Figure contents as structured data

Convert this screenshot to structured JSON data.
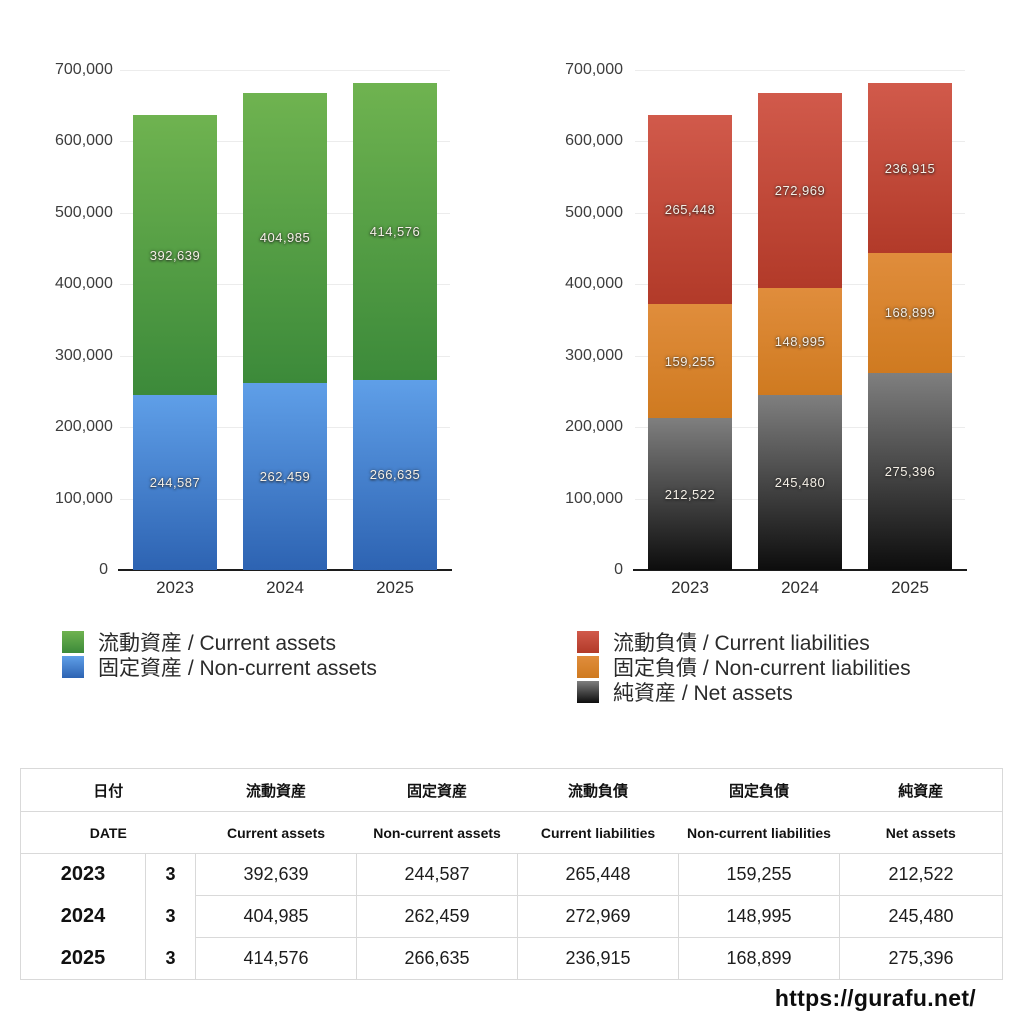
{
  "chart_data": [
    {
      "type": "bar",
      "stacked": true,
      "title": "",
      "categories": [
        "2023",
        "2024",
        "2025"
      ],
      "ylim": [
        0,
        700000
      ],
      "y_tick_step": 100000,
      "y_tick_labels": [
        "700,000",
        "600,000",
        "500,000",
        "400,000",
        "300,000",
        "200,000",
        "100,000",
        "0"
      ],
      "grid": true,
      "legend_position": "bottom-left",
      "series": [
        {
          "key": "current-assets",
          "label": "流動資産 / Current assets",
          "values": [
            392639,
            404985,
            414576
          ],
          "color_top": "#6fb350",
          "color_bottom": "#3c8a3a"
        },
        {
          "key": "non-current-assets",
          "label": "固定資産 / Non-current assets",
          "values": [
            244587,
            262459,
            266635
          ],
          "color_top": "#5f9fe8",
          "color_bottom": "#2d63b2"
        }
      ]
    },
    {
      "type": "bar",
      "stacked": true,
      "title": "",
      "categories": [
        "2023",
        "2024",
        "2025"
      ],
      "ylim": [
        0,
        700000
      ],
      "y_tick_step": 100000,
      "y_tick_labels": [
        "700,000",
        "600,000",
        "500,000",
        "400,000",
        "300,000",
        "200,000",
        "100,000",
        "0"
      ],
      "grid": true,
      "legend_position": "bottom-left",
      "series": [
        {
          "key": "current-liabilities",
          "label": "流動負債 / Current liabilities",
          "values": [
            265448,
            272969,
            236915
          ],
          "color_top": "#d15a4b",
          "color_bottom": "#b23a29"
        },
        {
          "key": "non-current-liabilities",
          "label": "固定負債 / Non-current liabilities",
          "values": [
            159255,
            148995,
            168899
          ],
          "color_top": "#e08d3c",
          "color_bottom": "#cf7a20"
        },
        {
          "key": "net-assets",
          "label": "純資産 / Net assets",
          "values": [
            212522,
            245480,
            275396
          ],
          "color_top": "#7f7f7f",
          "color_bottom": "#0d0d0d"
        }
      ]
    }
  ],
  "table": {
    "header_ja": [
      "日付",
      "流動資産",
      "固定資産",
      "流動負債",
      "固定負債",
      "純資産"
    ],
    "header_en": [
      "DATE",
      "Current assets",
      "Non-current assets",
      "Current liabilities",
      "Non-current liabilities",
      "Net assets"
    ],
    "rows": [
      {
        "year": "2023",
        "month": "3",
        "values": [
          "392,639",
          "244,587",
          "265,448",
          "159,255",
          "212,522"
        ]
      },
      {
        "year": "2024",
        "month": "3",
        "values": [
          "404,985",
          "262,459",
          "272,969",
          "148,995",
          "245,480"
        ]
      },
      {
        "year": "2025",
        "month": "3",
        "values": [
          "414,576",
          "266,635",
          "236,915",
          "168,899",
          "275,396"
        ]
      }
    ]
  },
  "footer": {
    "url": "https://gurafu.net/"
  }
}
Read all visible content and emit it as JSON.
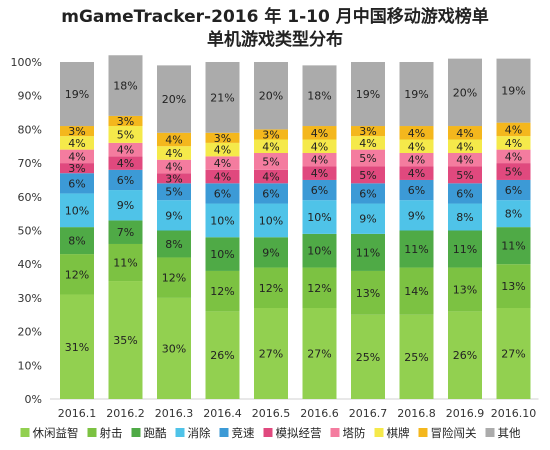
{
  "chart_data": {
    "type": "bar",
    "stacked": true,
    "title": "mGameTracker-2016 年 1-10 月中国移动游戏榜单",
    "subtitle": "单机游戏类型分布",
    "categories": [
      "2016.1",
      "2016.2",
      "2016.3",
      "2016.4",
      "2016.5",
      "2016.6",
      "2016.7",
      "2016.8",
      "2016.9",
      "2016.10"
    ],
    "ylim": [
      0,
      100
    ],
    "y_ticks": [
      "0%",
      "10%",
      "20%",
      "30%",
      "40%",
      "50%",
      "60%",
      "70%",
      "80%",
      "90%",
      "100%"
    ],
    "legend_position": "bottom",
    "grid": false,
    "series": [
      {
        "name": "休闲益智",
        "color": "#92D050",
        "values": [
          31,
          35,
          30,
          26,
          27,
          27,
          25,
          25,
          26,
          27
        ]
      },
      {
        "name": "射击",
        "color": "#7CC242",
        "values": [
          12,
          11,
          12,
          12,
          12,
          12,
          13,
          14,
          13,
          13
        ]
      },
      {
        "name": "跑酷",
        "color": "#4FAA46",
        "values": [
          8,
          7,
          8,
          10,
          9,
          10,
          11,
          11,
          11,
          11
        ]
      },
      {
        "name": "消除",
        "color": "#4FC3E8",
        "values": [
          10,
          9,
          9,
          10,
          10,
          10,
          9,
          9,
          8,
          8
        ]
      },
      {
        "name": "竞速",
        "color": "#3C9AD6",
        "values": [
          6,
          6,
          5,
          6,
          6,
          6,
          6,
          6,
          6,
          6
        ]
      },
      {
        "name": "模拟经营",
        "color": "#E0497E",
        "values": [
          3,
          4,
          3,
          4,
          4,
          4,
          5,
          4,
          5,
          5
        ]
      },
      {
        "name": "塔防",
        "color": "#F47C9F",
        "values": [
          4,
          4,
          4,
          4,
          5,
          4,
          5,
          4,
          4,
          4
        ]
      },
      {
        "name": "棋牌",
        "color": "#F5E94A",
        "values": [
          4,
          5,
          4,
          4,
          4,
          4,
          4,
          4,
          4,
          4
        ]
      },
      {
        "name": "冒险闯关",
        "color": "#F4B71D",
        "values": [
          3,
          3,
          4,
          3,
          3,
          4,
          3,
          4,
          4,
          4
        ]
      },
      {
        "name": "其他",
        "color": "#ABABAB",
        "values": [
          19,
          18,
          20,
          21,
          20,
          18,
          19,
          19,
          20,
          19
        ]
      }
    ]
  }
}
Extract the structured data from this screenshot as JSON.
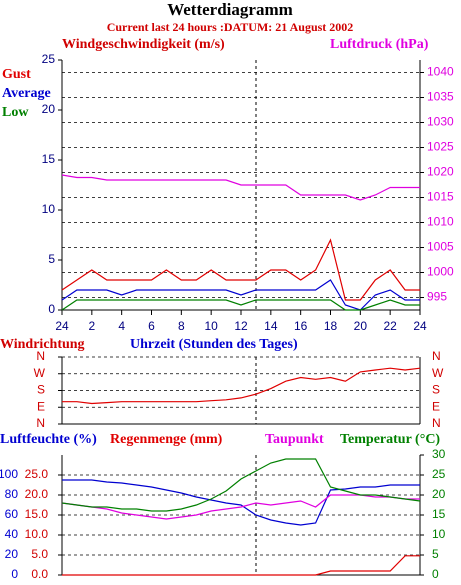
{
  "chart_data": [
    {
      "type": "line",
      "title": "Wetterdiagramm",
      "subtitle": "Current last 24 hours :DATUM: 21 August 2002",
      "ylabel": "Windgeschwindigkeit (m/s)",
      "y2label": "Luftdruck (hPa)",
      "x": [
        0,
        1,
        2,
        3,
        4,
        5,
        6,
        7,
        8,
        9,
        10,
        11,
        12,
        13,
        14,
        15,
        16,
        17,
        18,
        19,
        20,
        21,
        22,
        23,
        24
      ],
      "xlim": [
        0,
        24
      ],
      "xticks": [
        {
          "value": 0,
          "label": "24"
        },
        2,
        4,
        6,
        8,
        10,
        12,
        14,
        16,
        18,
        20,
        22,
        24
      ],
      "ylim": [
        0,
        25
      ],
      "yticks": [
        0,
        5,
        10,
        15,
        20,
        25
      ],
      "y2lim": [
        992.5,
        1042.5
      ],
      "y2ticks": [
        995,
        1000,
        1005,
        1010,
        1015,
        1020,
        1025,
        1030,
        1035,
        1040
      ],
      "grid": true,
      "series": [
        {
          "name": "Gust",
          "color": "#e00000",
          "values": [
            2,
            3,
            4,
            3,
            3,
            3,
            3,
            4,
            3,
            3,
            4,
            3,
            3,
            3,
            4,
            4,
            3,
            4,
            7,
            1,
            1,
            3,
            4,
            2,
            2
          ]
        },
        {
          "name": "Average",
          "color": "#0000d0",
          "values": [
            1,
            2,
            2,
            2,
            1.5,
            2,
            2,
            2,
            2,
            2,
            2,
            2,
            1.5,
            2,
            2,
            2,
            2,
            2,
            3,
            0.5,
            0,
            1.5,
            2,
            1,
            1
          ]
        },
        {
          "name": "Low",
          "color": "#008000",
          "values": [
            0,
            1,
            1,
            1,
            1,
            1,
            1,
            1,
            1,
            1,
            1,
            1,
            0.5,
            1,
            1,
            1,
            1,
            1,
            1,
            0,
            0,
            0.5,
            1,
            0.5,
            0.5
          ]
        },
        {
          "name": "Luftdruck (hPa)",
          "color": "#e000e0",
          "axis": "y2",
          "values": [
            1019.5,
            1019,
            1019,
            1018.5,
            1018.5,
            1018.5,
            1018.5,
            1018.5,
            1018.5,
            1018.5,
            1018.5,
            1018.5,
            1017.5,
            1017.5,
            1017.5,
            1017.5,
            1015.5,
            1015.5,
            1015.5,
            1015.5,
            1014.5,
            1015.5,
            1017,
            1017,
            1017
          ]
        }
      ]
    },
    {
      "type": "line",
      "ylabel": "Windrichtung",
      "xlabel": "Uhrzeit (Stunden des Tages)",
      "x": [
        0,
        1,
        2,
        3,
        4,
        5,
        6,
        7,
        8,
        9,
        10,
        11,
        12,
        13,
        14,
        15,
        16,
        17,
        18,
        19,
        20,
        21,
        22,
        23,
        24
      ],
      "xlim": [
        0,
        24
      ],
      "ylim": [
        0,
        360
      ],
      "yticks": [
        {
          "value": 0,
          "label": "N"
        },
        {
          "value": 90,
          "label": "E"
        },
        {
          "value": 180,
          "label": "S"
        },
        {
          "value": 270,
          "label": "W"
        },
        {
          "value": 360,
          "label": "N"
        }
      ],
      "grid": true,
      "series": [
        {
          "color": "#e00000",
          "values": [
            120,
            120,
            110,
            115,
            120,
            120,
            120,
            120,
            120,
            120,
            125,
            130,
            140,
            160,
            190,
            230,
            250,
            240,
            250,
            230,
            280,
            290,
            300,
            290,
            300
          ]
        }
      ]
    },
    {
      "type": "line",
      "x": [
        0,
        1,
        2,
        3,
        4,
        5,
        6,
        7,
        8,
        9,
        10,
        11,
        12,
        13,
        14,
        15,
        16,
        17,
        18,
        19,
        20,
        21,
        22,
        23,
        24
      ],
      "xlim": [
        0,
        24
      ],
      "ylim": [
        0,
        120
      ],
      "yticks": [
        0,
        20,
        40,
        60,
        80,
        100
      ],
      "y3lim": [
        0,
        30
      ],
      "y3ticks": [
        {
          "value": 0,
          "label": "0.0"
        },
        {
          "value": 5,
          "label": "5.0"
        },
        {
          "value": 10,
          "label": "10.0"
        },
        {
          "value": 15,
          "label": "15.0"
        },
        {
          "value": 20,
          "label": "20.0"
        },
        {
          "value": 25,
          "label": "25.0"
        }
      ],
      "y2lim": [
        0,
        30
      ],
      "y2ticks": [
        0,
        5,
        10,
        15,
        20,
        25,
        30
      ],
      "grid": true,
      "series": [
        {
          "name": "Luftfeuchte (%)",
          "color": "#0000d0",
          "values": [
            95,
            95,
            95,
            93,
            92,
            90,
            88,
            85,
            82,
            78,
            75,
            72,
            70,
            60,
            55,
            52,
            50,
            52,
            85,
            86,
            88,
            88,
            90,
            90,
            90
          ]
        },
        {
          "name": "Regenmenge (mm)",
          "color": "#e00000",
          "axis": "y3",
          "values": [
            0,
            0,
            0,
            0,
            0,
            0,
            0,
            0,
            0,
            0,
            0,
            0,
            0,
            0,
            0,
            0,
            0,
            0,
            1,
            1,
            1,
            1,
            1,
            4.8,
            4.8
          ]
        },
        {
          "name": "Taupunkt",
          "color": "#e000e0",
          "axis": "y2",
          "values": [
            18,
            17.5,
            17,
            16.5,
            15.5,
            15,
            14.5,
            14,
            14.5,
            15,
            16,
            16.5,
            17,
            18,
            17.5,
            18,
            18.5,
            17,
            20,
            20,
            20,
            19.5,
            19.5,
            19,
            19
          ]
        },
        {
          "name": "Temperatur (°C)",
          "color": "#008000",
          "axis": "y2",
          "values": [
            18,
            17.5,
            17,
            17,
            16.5,
            16.5,
            16,
            16,
            16.5,
            17.5,
            19,
            21,
            24,
            26,
            28,
            29,
            29,
            29,
            22,
            21,
            20,
            20,
            19.5,
            19,
            18.5
          ]
        }
      ]
    }
  ]
}
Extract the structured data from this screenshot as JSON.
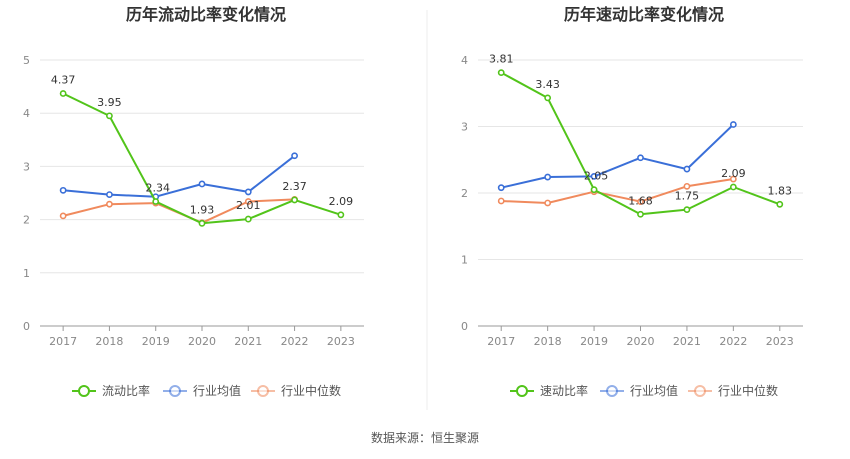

• What is needed
Go through the lines above. Select every one that has the string "JSON".

• Response for this exercise
Convert this screenshot to structured JSON data.
Read all visible content and emit it as JSON.
Extract the structured data from this screenshot as JSON.
Extract the structured data from this screenshot as JSON.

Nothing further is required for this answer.